SHORT EXERCISE
Rewrite the data from its first line through the line containing "device-tab-8plus[interactable]: IPHONE 8+", swapping "bounding boxes" for "coordinates" and leaving everything else unchanged.

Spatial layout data
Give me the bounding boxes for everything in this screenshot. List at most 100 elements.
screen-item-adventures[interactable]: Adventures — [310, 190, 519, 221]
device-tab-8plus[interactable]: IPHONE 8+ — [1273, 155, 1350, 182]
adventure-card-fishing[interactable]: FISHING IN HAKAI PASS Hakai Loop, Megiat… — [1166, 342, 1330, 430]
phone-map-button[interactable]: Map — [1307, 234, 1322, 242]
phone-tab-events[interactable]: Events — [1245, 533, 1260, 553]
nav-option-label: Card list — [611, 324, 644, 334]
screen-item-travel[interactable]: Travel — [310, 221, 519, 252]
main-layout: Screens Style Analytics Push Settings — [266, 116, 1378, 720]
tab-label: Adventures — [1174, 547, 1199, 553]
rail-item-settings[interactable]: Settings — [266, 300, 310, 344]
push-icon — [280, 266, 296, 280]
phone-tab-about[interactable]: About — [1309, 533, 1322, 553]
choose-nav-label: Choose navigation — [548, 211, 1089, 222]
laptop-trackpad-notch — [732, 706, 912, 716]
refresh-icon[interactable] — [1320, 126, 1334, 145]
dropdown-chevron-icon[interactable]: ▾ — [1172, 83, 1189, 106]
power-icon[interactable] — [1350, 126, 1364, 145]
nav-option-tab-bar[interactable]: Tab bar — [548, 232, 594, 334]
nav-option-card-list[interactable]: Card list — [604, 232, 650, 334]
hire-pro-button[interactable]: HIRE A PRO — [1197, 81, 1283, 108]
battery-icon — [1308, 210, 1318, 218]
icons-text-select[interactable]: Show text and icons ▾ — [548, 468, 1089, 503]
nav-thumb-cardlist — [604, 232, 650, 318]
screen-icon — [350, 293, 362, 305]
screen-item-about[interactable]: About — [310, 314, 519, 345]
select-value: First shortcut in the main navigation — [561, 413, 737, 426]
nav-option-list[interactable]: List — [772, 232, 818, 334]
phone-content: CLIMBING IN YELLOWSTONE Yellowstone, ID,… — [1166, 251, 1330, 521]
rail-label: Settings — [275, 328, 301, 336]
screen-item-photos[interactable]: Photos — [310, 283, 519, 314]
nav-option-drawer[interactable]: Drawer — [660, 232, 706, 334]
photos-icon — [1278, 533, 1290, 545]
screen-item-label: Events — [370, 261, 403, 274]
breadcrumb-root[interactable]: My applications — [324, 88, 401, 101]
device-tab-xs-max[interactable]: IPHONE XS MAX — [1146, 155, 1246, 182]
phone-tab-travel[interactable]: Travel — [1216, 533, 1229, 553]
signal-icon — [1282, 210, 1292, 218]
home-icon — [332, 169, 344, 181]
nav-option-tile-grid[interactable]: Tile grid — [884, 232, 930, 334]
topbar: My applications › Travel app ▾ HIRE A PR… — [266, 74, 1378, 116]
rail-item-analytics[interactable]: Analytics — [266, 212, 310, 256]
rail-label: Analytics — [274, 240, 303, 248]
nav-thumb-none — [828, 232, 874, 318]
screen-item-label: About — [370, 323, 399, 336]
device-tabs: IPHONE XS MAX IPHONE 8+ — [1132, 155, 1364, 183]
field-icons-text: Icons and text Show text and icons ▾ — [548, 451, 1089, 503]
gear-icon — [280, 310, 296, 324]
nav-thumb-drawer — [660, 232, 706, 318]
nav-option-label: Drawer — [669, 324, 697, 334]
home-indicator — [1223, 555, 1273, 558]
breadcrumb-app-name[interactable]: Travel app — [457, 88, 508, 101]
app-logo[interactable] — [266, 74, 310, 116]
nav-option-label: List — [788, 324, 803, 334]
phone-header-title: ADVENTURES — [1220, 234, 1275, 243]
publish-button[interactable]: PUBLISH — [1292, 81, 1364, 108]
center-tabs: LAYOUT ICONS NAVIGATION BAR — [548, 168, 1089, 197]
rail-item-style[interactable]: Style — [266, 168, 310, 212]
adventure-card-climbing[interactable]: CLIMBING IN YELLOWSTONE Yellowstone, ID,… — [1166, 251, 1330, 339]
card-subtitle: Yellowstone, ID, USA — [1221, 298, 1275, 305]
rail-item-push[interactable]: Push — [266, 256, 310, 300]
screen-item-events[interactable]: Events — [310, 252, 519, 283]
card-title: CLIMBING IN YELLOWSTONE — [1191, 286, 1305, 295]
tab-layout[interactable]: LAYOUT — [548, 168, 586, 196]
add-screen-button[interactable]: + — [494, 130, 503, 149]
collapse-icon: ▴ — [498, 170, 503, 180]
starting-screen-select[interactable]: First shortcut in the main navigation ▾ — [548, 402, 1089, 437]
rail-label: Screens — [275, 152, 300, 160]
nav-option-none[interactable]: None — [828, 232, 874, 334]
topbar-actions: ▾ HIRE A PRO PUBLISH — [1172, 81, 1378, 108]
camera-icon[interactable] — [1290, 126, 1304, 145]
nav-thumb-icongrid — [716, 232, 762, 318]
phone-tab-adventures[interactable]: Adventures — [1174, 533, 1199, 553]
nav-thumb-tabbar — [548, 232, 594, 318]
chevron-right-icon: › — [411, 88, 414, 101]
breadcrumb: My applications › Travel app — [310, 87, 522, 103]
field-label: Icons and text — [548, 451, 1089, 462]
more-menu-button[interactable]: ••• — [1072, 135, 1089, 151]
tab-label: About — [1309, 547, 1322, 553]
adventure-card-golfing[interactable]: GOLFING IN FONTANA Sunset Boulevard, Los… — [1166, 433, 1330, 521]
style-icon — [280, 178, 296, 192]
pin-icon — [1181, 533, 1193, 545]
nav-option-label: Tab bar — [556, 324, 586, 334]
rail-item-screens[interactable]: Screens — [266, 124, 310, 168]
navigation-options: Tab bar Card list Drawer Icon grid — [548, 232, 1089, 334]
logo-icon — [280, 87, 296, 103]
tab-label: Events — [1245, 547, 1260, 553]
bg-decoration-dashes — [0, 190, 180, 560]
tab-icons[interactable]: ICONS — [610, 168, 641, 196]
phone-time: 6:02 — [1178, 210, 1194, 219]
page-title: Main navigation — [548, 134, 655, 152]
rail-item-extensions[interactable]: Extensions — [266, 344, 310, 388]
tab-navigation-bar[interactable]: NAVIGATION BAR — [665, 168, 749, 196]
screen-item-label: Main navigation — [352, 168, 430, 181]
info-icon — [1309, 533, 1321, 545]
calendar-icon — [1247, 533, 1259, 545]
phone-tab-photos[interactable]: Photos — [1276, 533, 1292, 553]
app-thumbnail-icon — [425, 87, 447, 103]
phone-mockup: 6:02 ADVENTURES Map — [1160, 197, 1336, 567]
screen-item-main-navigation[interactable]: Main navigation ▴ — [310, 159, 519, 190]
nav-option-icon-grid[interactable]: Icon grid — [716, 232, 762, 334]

ANSWER TO THIS EXERCISE
Give me the coordinates for everything in this screenshot. List at most 100 elements.
screen-item-adventures[interactable]: Adventures — [310, 190, 519, 221]
device-tab-8plus[interactable]: IPHONE 8+ — [1273, 155, 1350, 182]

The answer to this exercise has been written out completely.